Can the lines below, from the one that holds "What data populates" to the very end, be echoed exactly, with both ends included and no pictures?

::::::::

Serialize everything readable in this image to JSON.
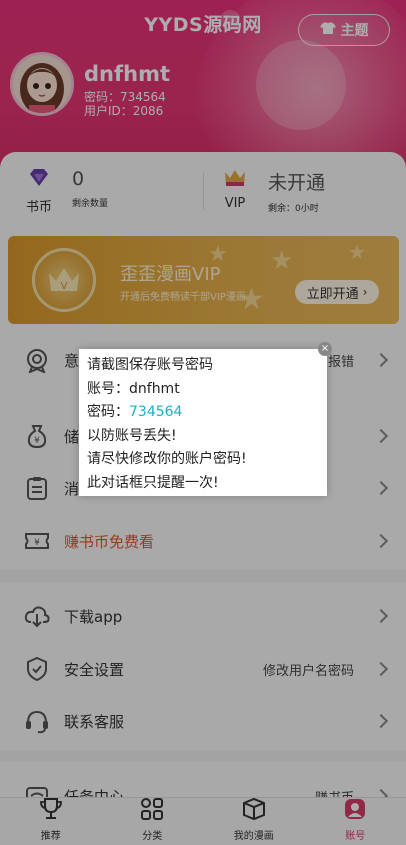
{
  "header": {
    "site_title": "YYDS源码网",
    "theme_label": "主题",
    "username": "dnfhmt",
    "password_line": "密码：734564",
    "user_id_line": "用户ID：2086"
  },
  "stats": {
    "coins": {
      "icon_label": "书币",
      "value": "0",
      "sub": "剩余数量"
    },
    "vip": {
      "icon_label": "VIP",
      "value": "未开通",
      "sub": "剩余：0小时"
    }
  },
  "vip_banner": {
    "title": "歪歪漫画VIP",
    "desc": "开通后免费畅读千部VIP漫画",
    "button": "立即开通"
  },
  "menu": [
    {
      "label": "意见反馈",
      "visible_label": "意",
      "right": "报错"
    },
    {
      "label": "储",
      "right": ""
    },
    {
      "label": "消",
      "right": ""
    },
    {
      "label": "赚书币免费看",
      "right": ""
    },
    {
      "label": "下载app",
      "right": ""
    },
    {
      "label": "安全设置",
      "right": "修改用户名密码"
    },
    {
      "label": "联系客服",
      "right": ""
    },
    {
      "label": "任务中心",
      "right": "赚书币"
    }
  ],
  "dialog": {
    "line1": "请截图保存账号密码",
    "account_prefix": "账号：",
    "account": "dnfhmt",
    "password_prefix": "密码：",
    "password": "734564",
    "line4": "以防账号丢失!",
    "line5": "请尽快修改你的账户密码!",
    "line6": "此对话框只提醒一次!"
  },
  "bottom_nav": [
    {
      "label": "推荐",
      "icon": "trophy-icon"
    },
    {
      "label": "分类",
      "icon": "category-icon"
    },
    {
      "label": "我的漫画",
      "icon": "book-icon"
    },
    {
      "label": "账号",
      "icon": "account-icon",
      "active": true
    }
  ],
  "colors": {
    "brand": "#e43574",
    "vip_gold": "#e0a944",
    "password_highlight": "#1bb0c4",
    "earn_coins": "#e0572c"
  }
}
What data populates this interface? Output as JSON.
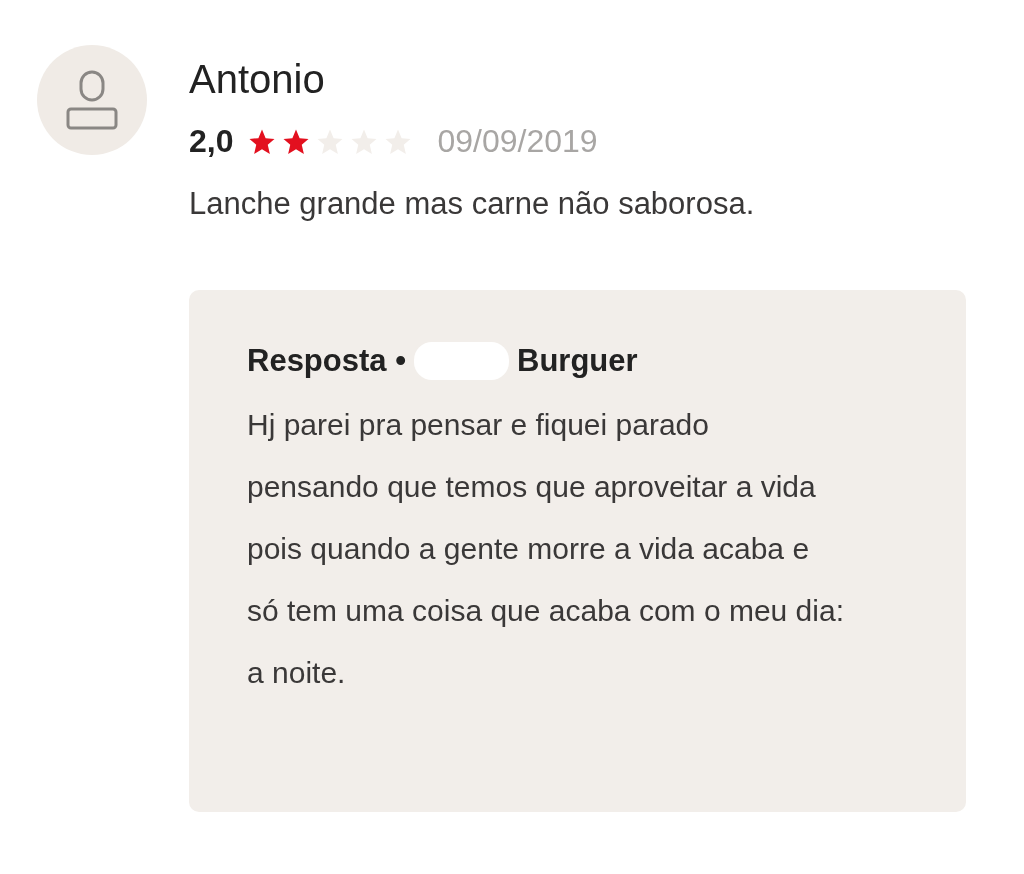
{
  "review": {
    "author": "Antonio",
    "rating": "2,0",
    "stars": 2,
    "date": "09/09/2019",
    "comment": "Lanche grande mas carne não saborosa.",
    "reply": {
      "label": "Resposta •",
      "redacted": true,
      "name": "Burguer",
      "text": "Hj parei pra pensar e fiquei parado pensando que temos que aproveitar a vida pois quando a gente morre a vida acaba e só tem uma coisa que acaba com o meu dia: a noite."
    }
  }
}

::::::::

• **Exercise result**:
What data populates this interface? Output as JSON.
{
  "review": {
    "author": "Antonio",
    "rating": "2,0",
    "stars": 2,
    "date": "09/09/2019",
    "comment": "Lanche grande mas carne não saborosa.",
    "reply": {
      "label": "Resposta •",
      "redacted": true,
      "name": "Burguer",
      "text": "Hj parei pra pensar e fiquei parado pensando que temos que aproveitar a vida pois quando a gente morre a vida acaba e só tem uma coisa que acaba com o meu dia: a noite."
    }
  }
}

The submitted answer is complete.